▸ Given instruction
Repeat all of the lines below verbatim, but leave the pictures out of your answer.

[Visual layout records]
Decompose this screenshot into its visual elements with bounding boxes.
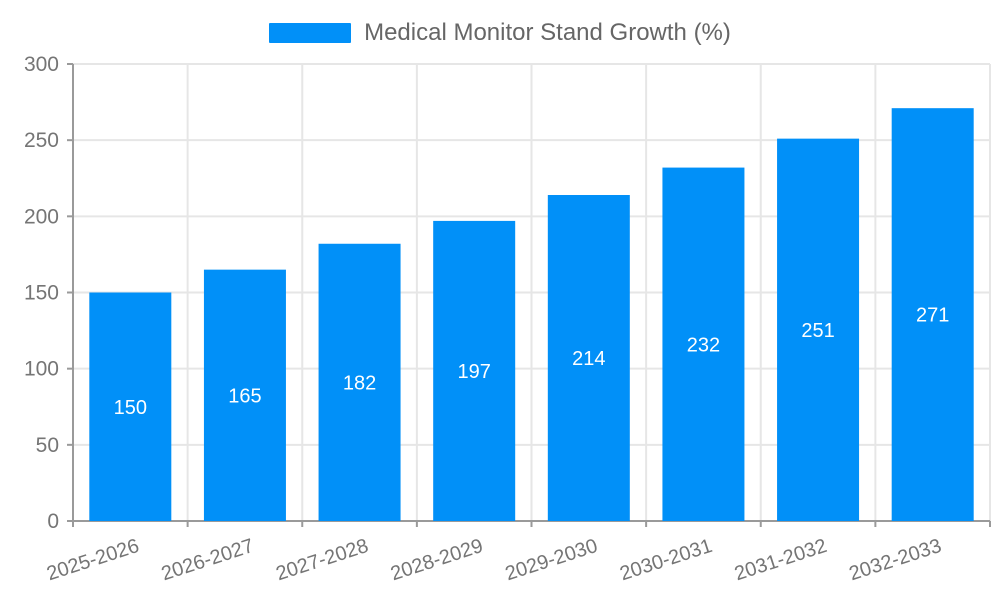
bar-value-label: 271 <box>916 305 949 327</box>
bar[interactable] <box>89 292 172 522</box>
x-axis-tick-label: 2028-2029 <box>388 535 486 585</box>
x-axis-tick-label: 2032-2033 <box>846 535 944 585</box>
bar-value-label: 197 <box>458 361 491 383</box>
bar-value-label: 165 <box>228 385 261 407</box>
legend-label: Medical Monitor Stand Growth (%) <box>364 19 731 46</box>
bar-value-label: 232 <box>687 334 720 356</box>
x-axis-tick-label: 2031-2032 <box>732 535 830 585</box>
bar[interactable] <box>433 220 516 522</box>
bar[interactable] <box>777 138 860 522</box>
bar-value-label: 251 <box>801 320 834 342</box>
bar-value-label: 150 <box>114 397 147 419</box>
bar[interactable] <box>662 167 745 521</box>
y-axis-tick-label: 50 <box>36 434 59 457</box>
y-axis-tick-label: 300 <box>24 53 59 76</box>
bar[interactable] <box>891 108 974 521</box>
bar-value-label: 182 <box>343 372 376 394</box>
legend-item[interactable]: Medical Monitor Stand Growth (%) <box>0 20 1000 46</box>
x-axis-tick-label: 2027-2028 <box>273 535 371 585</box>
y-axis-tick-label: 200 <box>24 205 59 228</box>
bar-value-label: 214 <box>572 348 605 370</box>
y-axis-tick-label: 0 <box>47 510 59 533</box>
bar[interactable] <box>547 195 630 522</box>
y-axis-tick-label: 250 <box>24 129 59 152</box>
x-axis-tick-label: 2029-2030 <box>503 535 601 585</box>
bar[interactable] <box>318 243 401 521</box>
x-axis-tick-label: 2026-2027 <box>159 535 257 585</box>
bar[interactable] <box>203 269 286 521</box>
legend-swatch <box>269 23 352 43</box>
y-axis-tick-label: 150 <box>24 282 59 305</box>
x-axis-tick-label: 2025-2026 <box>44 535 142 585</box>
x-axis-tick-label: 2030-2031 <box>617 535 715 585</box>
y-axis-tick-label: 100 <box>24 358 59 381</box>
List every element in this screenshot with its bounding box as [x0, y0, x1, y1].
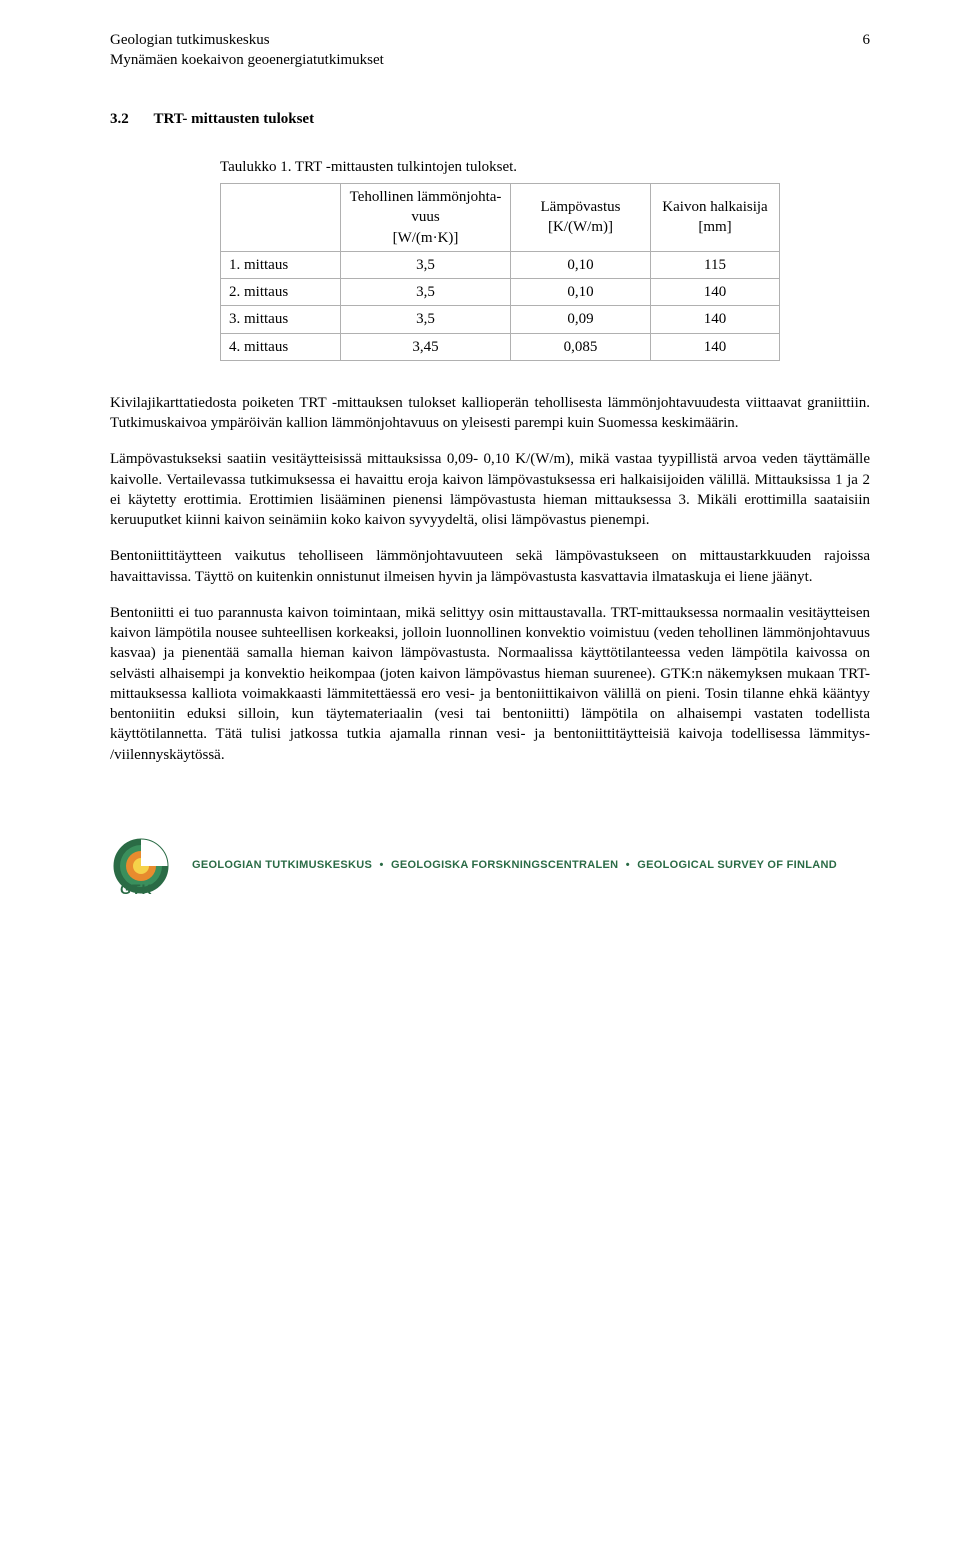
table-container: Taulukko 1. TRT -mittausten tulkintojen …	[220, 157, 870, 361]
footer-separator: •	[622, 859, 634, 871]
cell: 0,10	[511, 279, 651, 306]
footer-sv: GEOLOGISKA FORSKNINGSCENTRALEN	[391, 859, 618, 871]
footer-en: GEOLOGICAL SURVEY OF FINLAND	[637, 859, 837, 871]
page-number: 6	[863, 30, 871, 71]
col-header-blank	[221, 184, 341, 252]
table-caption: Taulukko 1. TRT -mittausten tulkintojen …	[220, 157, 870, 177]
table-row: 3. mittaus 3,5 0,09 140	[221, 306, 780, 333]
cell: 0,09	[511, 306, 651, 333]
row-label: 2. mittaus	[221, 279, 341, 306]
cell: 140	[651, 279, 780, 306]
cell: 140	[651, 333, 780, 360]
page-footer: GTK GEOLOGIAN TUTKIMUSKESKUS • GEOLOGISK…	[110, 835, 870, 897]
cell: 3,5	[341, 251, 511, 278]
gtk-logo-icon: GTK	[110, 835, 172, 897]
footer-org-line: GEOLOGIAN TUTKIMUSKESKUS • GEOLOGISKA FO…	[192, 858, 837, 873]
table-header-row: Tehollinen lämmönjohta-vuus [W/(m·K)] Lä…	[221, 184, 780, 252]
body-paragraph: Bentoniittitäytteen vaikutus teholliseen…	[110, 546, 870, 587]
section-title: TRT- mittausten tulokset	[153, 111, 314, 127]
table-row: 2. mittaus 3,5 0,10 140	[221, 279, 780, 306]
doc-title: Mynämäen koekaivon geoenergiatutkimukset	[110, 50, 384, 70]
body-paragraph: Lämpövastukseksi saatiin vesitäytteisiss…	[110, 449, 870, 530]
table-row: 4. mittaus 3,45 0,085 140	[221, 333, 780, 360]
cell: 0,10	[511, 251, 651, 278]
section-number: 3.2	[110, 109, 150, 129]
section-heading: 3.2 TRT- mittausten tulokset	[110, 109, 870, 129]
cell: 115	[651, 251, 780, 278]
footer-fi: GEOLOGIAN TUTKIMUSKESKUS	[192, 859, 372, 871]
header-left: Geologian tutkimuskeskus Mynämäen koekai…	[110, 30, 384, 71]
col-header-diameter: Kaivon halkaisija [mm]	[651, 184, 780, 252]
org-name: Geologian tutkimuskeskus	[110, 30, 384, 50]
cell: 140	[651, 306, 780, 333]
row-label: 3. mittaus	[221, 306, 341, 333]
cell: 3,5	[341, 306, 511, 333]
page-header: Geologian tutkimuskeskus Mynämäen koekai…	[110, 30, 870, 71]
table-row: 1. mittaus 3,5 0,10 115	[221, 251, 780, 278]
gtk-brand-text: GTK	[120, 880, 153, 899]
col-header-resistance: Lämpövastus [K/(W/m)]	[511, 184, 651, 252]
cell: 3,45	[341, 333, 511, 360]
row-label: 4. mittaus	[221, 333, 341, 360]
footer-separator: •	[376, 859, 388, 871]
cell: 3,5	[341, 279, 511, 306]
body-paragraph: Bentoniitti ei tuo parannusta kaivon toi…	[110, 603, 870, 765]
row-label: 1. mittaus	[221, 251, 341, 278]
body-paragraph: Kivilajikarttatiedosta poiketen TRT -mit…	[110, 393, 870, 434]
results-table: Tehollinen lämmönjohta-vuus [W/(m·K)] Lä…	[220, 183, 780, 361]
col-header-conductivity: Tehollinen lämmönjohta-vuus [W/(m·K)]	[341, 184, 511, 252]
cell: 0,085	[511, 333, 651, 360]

▸ Full output
Decompose this screenshot into its visual elements with bounding boxes.
bar-value-label: 271 <box>916 305 949 327</box>
bar[interactable] <box>89 292 172 522</box>
x-axis-tick-label: 2028-2029 <box>388 535 486 585</box>
x-axis-tick-label: 2032-2033 <box>846 535 944 585</box>
bar-value-label: 197 <box>458 361 491 383</box>
bar-value-label: 165 <box>228 385 261 407</box>
legend-label: Medical Monitor Stand Growth (%) <box>364 19 731 46</box>
bar-value-label: 232 <box>687 334 720 356</box>
x-axis-tick-label: 2031-2032 <box>732 535 830 585</box>
bar[interactable] <box>433 220 516 522</box>
bar[interactable] <box>777 138 860 522</box>
bar-value-label: 251 <box>801 320 834 342</box>
bar-value-label: 150 <box>114 397 147 419</box>
bar[interactable] <box>662 167 745 521</box>
y-axis-tick-label: 50 <box>36 434 59 457</box>
y-axis-tick-label: 300 <box>24 53 59 76</box>
bar[interactable] <box>891 108 974 521</box>
bar-value-label: 182 <box>343 372 376 394</box>
legend-item[interactable]: Medical Monitor Stand Growth (%) <box>0 20 1000 46</box>
x-axis-tick-label: 2027-2028 <box>273 535 371 585</box>
y-axis-tick-label: 200 <box>24 205 59 228</box>
bar-value-label: 214 <box>572 348 605 370</box>
y-axis-tick-label: 0 <box>47 510 59 533</box>
bar[interactable] <box>547 195 630 522</box>
y-axis-tick-label: 250 <box>24 129 59 152</box>
x-axis-tick-label: 2029-2030 <box>503 535 601 585</box>
bar[interactable] <box>318 243 401 521</box>
x-axis-tick-label: 2026-2027 <box>159 535 257 585</box>
bar[interactable] <box>203 269 286 521</box>
legend-swatch <box>269 23 352 43</box>
y-axis-tick-label: 150 <box>24 282 59 305</box>
x-axis-tick-label: 2025-2026 <box>44 535 142 585</box>
x-axis-tick-label: 2030-2031 <box>617 535 715 585</box>
y-axis-tick-label: 100 <box>24 358 59 381</box>
List every element in this screenshot with its bounding box as [x0, y0, x1, y1].
table-container: Taulukko 1. TRT -mittausten tulkintojen …	[220, 157, 870, 361]
footer-separator: •	[622, 859, 634, 871]
cell: 0,10	[511, 279, 651, 306]
footer-sv: GEOLOGISKA FORSKNINGSCENTRALEN	[391, 859, 618, 871]
footer-en: GEOLOGICAL SURVEY OF FINLAND	[637, 859, 837, 871]
page-number: 6	[863, 30, 871, 71]
col-header-blank	[221, 184, 341, 252]
table-caption: Taulukko 1. TRT -mittausten tulkintojen …	[220, 157, 870, 177]
table-row: 3. mittaus 3,5 0,09 140	[221, 306, 780, 333]
cell: 0,09	[511, 306, 651, 333]
row-label: 2. mittaus	[221, 279, 341, 306]
cell: 140	[651, 279, 780, 306]
cell: 140	[651, 333, 780, 360]
page-footer: GTK GEOLOGIAN TUTKIMUSKESKUS • GEOLOGISK…	[110, 835, 870, 897]
cell: 3,5	[341, 251, 511, 278]
gtk-logo-icon: GTK	[110, 835, 172, 897]
footer-org-line: GEOLOGIAN TUTKIMUSKESKUS • GEOLOGISKA FO…	[192, 858, 837, 873]
table-header-row: Tehollinen lämmönjohta-vuus [W/(m·K)] Lä…	[221, 184, 780, 252]
body-paragraph: Bentoniittitäytteen vaikutus teholliseen…	[110, 546, 870, 587]
section-title: TRT- mittausten tulokset	[153, 111, 314, 127]
table-row: 2. mittaus 3,5 0,10 140	[221, 279, 780, 306]
doc-title: Mynämäen koekaivon geoenergiatutkimukset	[110, 50, 384, 70]
body-paragraph: Lämpövastukseksi saatiin vesitäytteisiss…	[110, 449, 870, 530]
table-row: 4. mittaus 3,45 0,085 140	[221, 333, 780, 360]
cell: 0,10	[511, 251, 651, 278]
section-number: 3.2	[110, 109, 150, 129]
section-heading: 3.2 TRT- mittausten tulokset	[110, 109, 870, 129]
cell: 115	[651, 251, 780, 278]
footer-fi: GEOLOGIAN TUTKIMUSKESKUS	[192, 859, 372, 871]
header-left: Geologian tutkimuskeskus Mynämäen koekai…	[110, 30, 384, 71]
col-header-diameter: Kaivon halkaisija [mm]	[651, 184, 780, 252]
org-name: Geologian tutkimuskeskus	[110, 30, 384, 50]
cell: 140	[651, 306, 780, 333]
row-label: 3. mittaus	[221, 306, 341, 333]
cell: 3,5	[341, 306, 511, 333]
page-header: Geologian tutkimuskeskus Mynämäen koekai…	[110, 30, 870, 71]
table-row: 1. mittaus 3,5 0,10 115	[221, 251, 780, 278]
gtk-brand-text: GTK	[120, 880, 153, 899]
col-header-resistance: Lämpövastus [K/(W/m)]	[511, 184, 651, 252]
cell: 3,45	[341, 333, 511, 360]
row-label: 4. mittaus	[221, 333, 341, 360]
footer-separator: •	[376, 859, 388, 871]
cell: 3,5	[341, 279, 511, 306]
body-paragraph: Bentoniitti ei tuo parannusta kaivon toi…	[110, 603, 870, 765]
row-label: 1. mittaus	[221, 251, 341, 278]
body-paragraph: Kivilajikarttatiedosta poiketen TRT -mit…	[110, 393, 870, 434]
results-table: Tehollinen lämmönjohta-vuus [W/(m·K)] Lä…	[220, 183, 780, 361]
col-header-conductivity: Tehollinen lämmönjohta-vuus [W/(m·K)]	[341, 184, 511, 252]
cell: 0,085	[511, 333, 651, 360]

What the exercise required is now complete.